What the task asks:
Each line below is to be written out in full, exactly as shown.

****************************************

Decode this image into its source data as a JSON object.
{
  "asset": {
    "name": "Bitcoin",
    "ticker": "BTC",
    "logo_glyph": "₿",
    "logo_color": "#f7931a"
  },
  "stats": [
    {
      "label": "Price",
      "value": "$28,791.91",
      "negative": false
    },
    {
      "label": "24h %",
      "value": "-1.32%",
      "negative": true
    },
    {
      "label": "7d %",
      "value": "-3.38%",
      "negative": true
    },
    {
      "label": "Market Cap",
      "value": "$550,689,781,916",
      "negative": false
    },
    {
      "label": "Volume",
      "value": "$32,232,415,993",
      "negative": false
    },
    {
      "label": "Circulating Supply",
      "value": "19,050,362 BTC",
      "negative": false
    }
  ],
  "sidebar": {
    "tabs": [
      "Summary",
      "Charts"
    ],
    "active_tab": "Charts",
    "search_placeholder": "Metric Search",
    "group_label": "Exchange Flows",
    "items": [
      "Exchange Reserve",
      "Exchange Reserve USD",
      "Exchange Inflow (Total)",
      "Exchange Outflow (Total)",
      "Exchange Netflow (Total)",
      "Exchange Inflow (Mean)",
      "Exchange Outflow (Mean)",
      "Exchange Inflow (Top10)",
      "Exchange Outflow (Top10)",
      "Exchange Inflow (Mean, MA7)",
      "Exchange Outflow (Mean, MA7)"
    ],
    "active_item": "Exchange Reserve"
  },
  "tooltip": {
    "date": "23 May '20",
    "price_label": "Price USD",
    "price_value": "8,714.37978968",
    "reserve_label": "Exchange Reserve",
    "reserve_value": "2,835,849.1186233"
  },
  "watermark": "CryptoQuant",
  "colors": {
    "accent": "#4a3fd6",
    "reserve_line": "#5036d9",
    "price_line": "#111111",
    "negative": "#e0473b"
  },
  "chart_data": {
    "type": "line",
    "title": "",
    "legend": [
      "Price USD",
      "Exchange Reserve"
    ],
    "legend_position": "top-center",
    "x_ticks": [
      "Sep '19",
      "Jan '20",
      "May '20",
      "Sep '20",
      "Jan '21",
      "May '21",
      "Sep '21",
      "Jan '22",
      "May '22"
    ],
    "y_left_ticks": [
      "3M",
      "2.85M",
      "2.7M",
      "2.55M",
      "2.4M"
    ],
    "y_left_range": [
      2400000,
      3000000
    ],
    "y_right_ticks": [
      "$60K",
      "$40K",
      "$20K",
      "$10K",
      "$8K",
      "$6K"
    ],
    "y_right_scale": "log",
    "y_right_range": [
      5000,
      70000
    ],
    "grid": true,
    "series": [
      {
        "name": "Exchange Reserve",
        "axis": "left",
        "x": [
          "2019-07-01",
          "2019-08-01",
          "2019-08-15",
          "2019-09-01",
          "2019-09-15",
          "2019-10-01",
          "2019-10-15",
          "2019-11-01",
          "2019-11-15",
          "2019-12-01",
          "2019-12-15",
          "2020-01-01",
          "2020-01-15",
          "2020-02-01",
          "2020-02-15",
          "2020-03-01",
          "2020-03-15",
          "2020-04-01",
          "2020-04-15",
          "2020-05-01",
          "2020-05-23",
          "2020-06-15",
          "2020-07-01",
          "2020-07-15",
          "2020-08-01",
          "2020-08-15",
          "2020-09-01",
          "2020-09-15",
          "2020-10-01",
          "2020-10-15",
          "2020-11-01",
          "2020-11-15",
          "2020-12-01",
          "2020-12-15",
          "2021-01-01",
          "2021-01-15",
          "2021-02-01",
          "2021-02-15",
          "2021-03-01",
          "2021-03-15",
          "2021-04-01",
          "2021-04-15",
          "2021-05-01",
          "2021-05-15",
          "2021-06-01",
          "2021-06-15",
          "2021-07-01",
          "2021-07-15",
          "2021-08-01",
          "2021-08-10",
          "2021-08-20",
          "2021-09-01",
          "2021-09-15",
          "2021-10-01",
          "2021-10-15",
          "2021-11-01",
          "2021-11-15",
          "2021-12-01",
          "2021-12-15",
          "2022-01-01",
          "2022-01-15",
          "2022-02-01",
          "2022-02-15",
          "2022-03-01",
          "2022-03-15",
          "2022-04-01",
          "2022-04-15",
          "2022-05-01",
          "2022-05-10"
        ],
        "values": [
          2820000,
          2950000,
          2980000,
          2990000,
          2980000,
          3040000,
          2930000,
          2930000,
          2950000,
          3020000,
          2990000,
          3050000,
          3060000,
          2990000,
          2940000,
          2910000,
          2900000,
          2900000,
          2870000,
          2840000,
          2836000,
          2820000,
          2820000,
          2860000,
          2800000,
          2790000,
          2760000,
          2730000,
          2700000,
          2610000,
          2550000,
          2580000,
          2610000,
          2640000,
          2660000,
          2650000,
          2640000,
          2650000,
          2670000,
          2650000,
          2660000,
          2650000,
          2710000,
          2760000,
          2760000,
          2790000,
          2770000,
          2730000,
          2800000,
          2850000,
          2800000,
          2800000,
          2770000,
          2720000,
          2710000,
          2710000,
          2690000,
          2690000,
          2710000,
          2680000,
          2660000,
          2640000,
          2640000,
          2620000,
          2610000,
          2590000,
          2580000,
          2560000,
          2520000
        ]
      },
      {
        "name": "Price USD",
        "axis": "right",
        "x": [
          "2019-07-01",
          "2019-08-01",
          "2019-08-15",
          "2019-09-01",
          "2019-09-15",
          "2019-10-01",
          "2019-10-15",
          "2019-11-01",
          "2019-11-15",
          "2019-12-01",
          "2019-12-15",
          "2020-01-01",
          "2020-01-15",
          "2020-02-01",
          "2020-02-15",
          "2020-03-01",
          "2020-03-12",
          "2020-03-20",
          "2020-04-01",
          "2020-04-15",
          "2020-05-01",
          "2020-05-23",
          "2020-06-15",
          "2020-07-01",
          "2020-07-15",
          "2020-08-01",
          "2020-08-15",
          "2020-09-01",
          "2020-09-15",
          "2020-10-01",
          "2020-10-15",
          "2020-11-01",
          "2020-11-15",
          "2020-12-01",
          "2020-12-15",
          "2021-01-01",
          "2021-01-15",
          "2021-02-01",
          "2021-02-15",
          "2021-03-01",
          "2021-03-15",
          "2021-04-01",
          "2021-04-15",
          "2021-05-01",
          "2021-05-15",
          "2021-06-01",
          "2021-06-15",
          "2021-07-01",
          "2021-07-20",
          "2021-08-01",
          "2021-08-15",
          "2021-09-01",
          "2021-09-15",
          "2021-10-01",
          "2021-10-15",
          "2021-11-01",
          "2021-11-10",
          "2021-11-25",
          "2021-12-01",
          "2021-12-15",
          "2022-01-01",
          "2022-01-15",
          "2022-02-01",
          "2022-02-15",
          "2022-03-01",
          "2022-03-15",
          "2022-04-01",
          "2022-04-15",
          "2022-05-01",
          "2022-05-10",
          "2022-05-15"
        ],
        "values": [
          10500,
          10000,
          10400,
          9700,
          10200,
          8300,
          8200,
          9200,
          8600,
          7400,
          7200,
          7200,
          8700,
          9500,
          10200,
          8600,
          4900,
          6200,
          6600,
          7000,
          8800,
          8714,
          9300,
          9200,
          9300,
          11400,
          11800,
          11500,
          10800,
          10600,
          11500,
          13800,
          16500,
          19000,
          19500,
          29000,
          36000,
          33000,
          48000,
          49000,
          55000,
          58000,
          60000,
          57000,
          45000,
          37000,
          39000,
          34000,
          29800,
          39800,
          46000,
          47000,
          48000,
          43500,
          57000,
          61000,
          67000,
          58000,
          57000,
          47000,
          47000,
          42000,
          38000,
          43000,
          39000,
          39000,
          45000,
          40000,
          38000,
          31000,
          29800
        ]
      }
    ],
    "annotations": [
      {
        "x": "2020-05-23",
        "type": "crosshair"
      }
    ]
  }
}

****************************************

Answer to the problem:
Decode this image into its source data as a JSON object.
{
  "asset": {
    "name": "Bitcoin",
    "ticker": "BTC",
    "logo_glyph": "₿",
    "logo_color": "#f7931a"
  },
  "stats": [
    {
      "label": "Price",
      "value": "$28,791.91",
      "negative": false
    },
    {
      "label": "24h %",
      "value": "-1.32%",
      "negative": true
    },
    {
      "label": "7d %",
      "value": "-3.38%",
      "negative": true
    },
    {
      "label": "Market Cap",
      "value": "$550,689,781,916",
      "negative": false
    },
    {
      "label": "Volume",
      "value": "$32,232,415,993",
      "negative": false
    },
    {
      "label": "Circulating Supply",
      "value": "19,050,362 BTC",
      "negative": false
    }
  ],
  "sidebar": {
    "tabs": [
      "Summary",
      "Charts"
    ],
    "active_tab": "Charts",
    "search_placeholder": "Metric Search",
    "group_label": "Exchange Flows",
    "items": [
      "Exchange Reserve",
      "Exchange Reserve USD",
      "Exchange Inflow (Total)",
      "Exchange Outflow (Total)",
      "Exchange Netflow (Total)",
      "Exchange Inflow (Mean)",
      "Exchange Outflow (Mean)",
      "Exchange Inflow (Top10)",
      "Exchange Outflow (Top10)",
      "Exchange Inflow (Mean, MA7)",
      "Exchange Outflow (Mean, MA7)"
    ],
    "active_item": "Exchange Reserve"
  },
  "tooltip": {
    "date": "23 May '20",
    "price_label": "Price USD",
    "price_value": "8,714.37978968",
    "reserve_label": "Exchange Reserve",
    "reserve_value": "2,835,849.1186233"
  },
  "watermark": "CryptoQuant",
  "colors": {
    "accent": "#4a3fd6",
    "reserve_line": "#5036d9",
    "price_line": "#111111",
    "negative": "#e0473b"
  },
  "chart_data": {
    "type": "line",
    "title": "",
    "legend": [
      "Price USD",
      "Exchange Reserve"
    ],
    "legend_position": "top-center",
    "x_ticks": [
      "Sep '19",
      "Jan '20",
      "May '20",
      "Sep '20",
      "Jan '21",
      "May '21",
      "Sep '21",
      "Jan '22",
      "May '22"
    ],
    "y_left_ticks": [
      "3M",
      "2.85M",
      "2.7M",
      "2.55M",
      "2.4M"
    ],
    "y_left_range": [
      2400000,
      3000000
    ],
    "y_right_ticks": [
      "$60K",
      "$40K",
      "$20K",
      "$10K",
      "$8K",
      "$6K"
    ],
    "y_right_scale": "log",
    "y_right_range": [
      5000,
      70000
    ],
    "grid": true,
    "series": [
      {
        "name": "Exchange Reserve",
        "axis": "left",
        "x": [
          "2019-07-01",
          "2019-08-01",
          "2019-08-15",
          "2019-09-01",
          "2019-09-15",
          "2019-10-01",
          "2019-10-15",
          "2019-11-01",
          "2019-11-15",
          "2019-12-01",
          "2019-12-15",
          "2020-01-01",
          "2020-01-15",
          "2020-02-01",
          "2020-02-15",
          "2020-03-01",
          "2020-03-15",
          "2020-04-01",
          "2020-04-15",
          "2020-05-01",
          "2020-05-23",
          "2020-06-15",
          "2020-07-01",
          "2020-07-15",
          "2020-08-01",
          "2020-08-15",
          "2020-09-01",
          "2020-09-15",
          "2020-10-01",
          "2020-10-15",
          "2020-11-01",
          "2020-11-15",
          "2020-12-01",
          "2020-12-15",
          "2021-01-01",
          "2021-01-15",
          "2021-02-01",
          "2021-02-15",
          "2021-03-01",
          "2021-03-15",
          "2021-04-01",
          "2021-04-15",
          "2021-05-01",
          "2021-05-15",
          "2021-06-01",
          "2021-06-15",
          "2021-07-01",
          "2021-07-15",
          "2021-08-01",
          "2021-08-10",
          "2021-08-20",
          "2021-09-01",
          "2021-09-15",
          "2021-10-01",
          "2021-10-15",
          "2021-11-01",
          "2021-11-15",
          "2021-12-01",
          "2021-12-15",
          "2022-01-01",
          "2022-01-15",
          "2022-02-01",
          "2022-02-15",
          "2022-03-01",
          "2022-03-15",
          "2022-04-01",
          "2022-04-15",
          "2022-05-01",
          "2022-05-10"
        ],
        "values": [
          2820000,
          2950000,
          2980000,
          2990000,
          2980000,
          3040000,
          2930000,
          2930000,
          2950000,
          3020000,
          2990000,
          3050000,
          3060000,
          2990000,
          2940000,
          2910000,
          2900000,
          2900000,
          2870000,
          2840000,
          2836000,
          2820000,
          2820000,
          2860000,
          2800000,
          2790000,
          2760000,
          2730000,
          2700000,
          2610000,
          2550000,
          2580000,
          2610000,
          2640000,
          2660000,
          2650000,
          2640000,
          2650000,
          2670000,
          2650000,
          2660000,
          2650000,
          2710000,
          2760000,
          2760000,
          2790000,
          2770000,
          2730000,
          2800000,
          2850000,
          2800000,
          2800000,
          2770000,
          2720000,
          2710000,
          2710000,
          2690000,
          2690000,
          2710000,
          2680000,
          2660000,
          2640000,
          2640000,
          2620000,
          2610000,
          2590000,
          2580000,
          2560000,
          2520000
        ]
      },
      {
        "name": "Price USD",
        "axis": "right",
        "x": [
          "2019-07-01",
          "2019-08-01",
          "2019-08-15",
          "2019-09-01",
          "2019-09-15",
          "2019-10-01",
          "2019-10-15",
          "2019-11-01",
          "2019-11-15",
          "2019-12-01",
          "2019-12-15",
          "2020-01-01",
          "2020-01-15",
          "2020-02-01",
          "2020-02-15",
          "2020-03-01",
          "2020-03-12",
          "2020-03-20",
          "2020-04-01",
          "2020-04-15",
          "2020-05-01",
          "2020-05-23",
          "2020-06-15",
          "2020-07-01",
          "2020-07-15",
          "2020-08-01",
          "2020-08-15",
          "2020-09-01",
          "2020-09-15",
          "2020-10-01",
          "2020-10-15",
          "2020-11-01",
          "2020-11-15",
          "2020-12-01",
          "2020-12-15",
          "2021-01-01",
          "2021-01-15",
          "2021-02-01",
          "2021-02-15",
          "2021-03-01",
          "2021-03-15",
          "2021-04-01",
          "2021-04-15",
          "2021-05-01",
          "2021-05-15",
          "2021-06-01",
          "2021-06-15",
          "2021-07-01",
          "2021-07-20",
          "2021-08-01",
          "2021-08-15",
          "2021-09-01",
          "2021-09-15",
          "2021-10-01",
          "2021-10-15",
          "2021-11-01",
          "2021-11-10",
          "2021-11-25",
          "2021-12-01",
          "2021-12-15",
          "2022-01-01",
          "2022-01-15",
          "2022-02-01",
          "2022-02-15",
          "2022-03-01",
          "2022-03-15",
          "2022-04-01",
          "2022-04-15",
          "2022-05-01",
          "2022-05-10",
          "2022-05-15"
        ],
        "values": [
          10500,
          10000,
          10400,
          9700,
          10200,
          8300,
          8200,
          9200,
          8600,
          7400,
          7200,
          7200,
          8700,
          9500,
          10200,
          8600,
          4900,
          6200,
          6600,
          7000,
          8800,
          8714,
          9300,
          9200,
          9300,
          11400,
          11800,
          11500,
          10800,
          10600,
          11500,
          13800,
          16500,
          19000,
          19500,
          29000,
          36000,
          33000,
          48000,
          49000,
          55000,
          58000,
          60000,
          57000,
          45000,
          37000,
          39000,
          34000,
          29800,
          39800,
          46000,
          47000,
          48000,
          43500,
          57000,
          61000,
          67000,
          58000,
          57000,
          47000,
          47000,
          42000,
          38000,
          43000,
          39000,
          39000,
          45000,
          40000,
          38000,
          31000,
          29800
        ]
      }
    ],
    "annotations": [
      {
        "x": "2020-05-23",
        "type": "crosshair"
      }
    ]
  }
}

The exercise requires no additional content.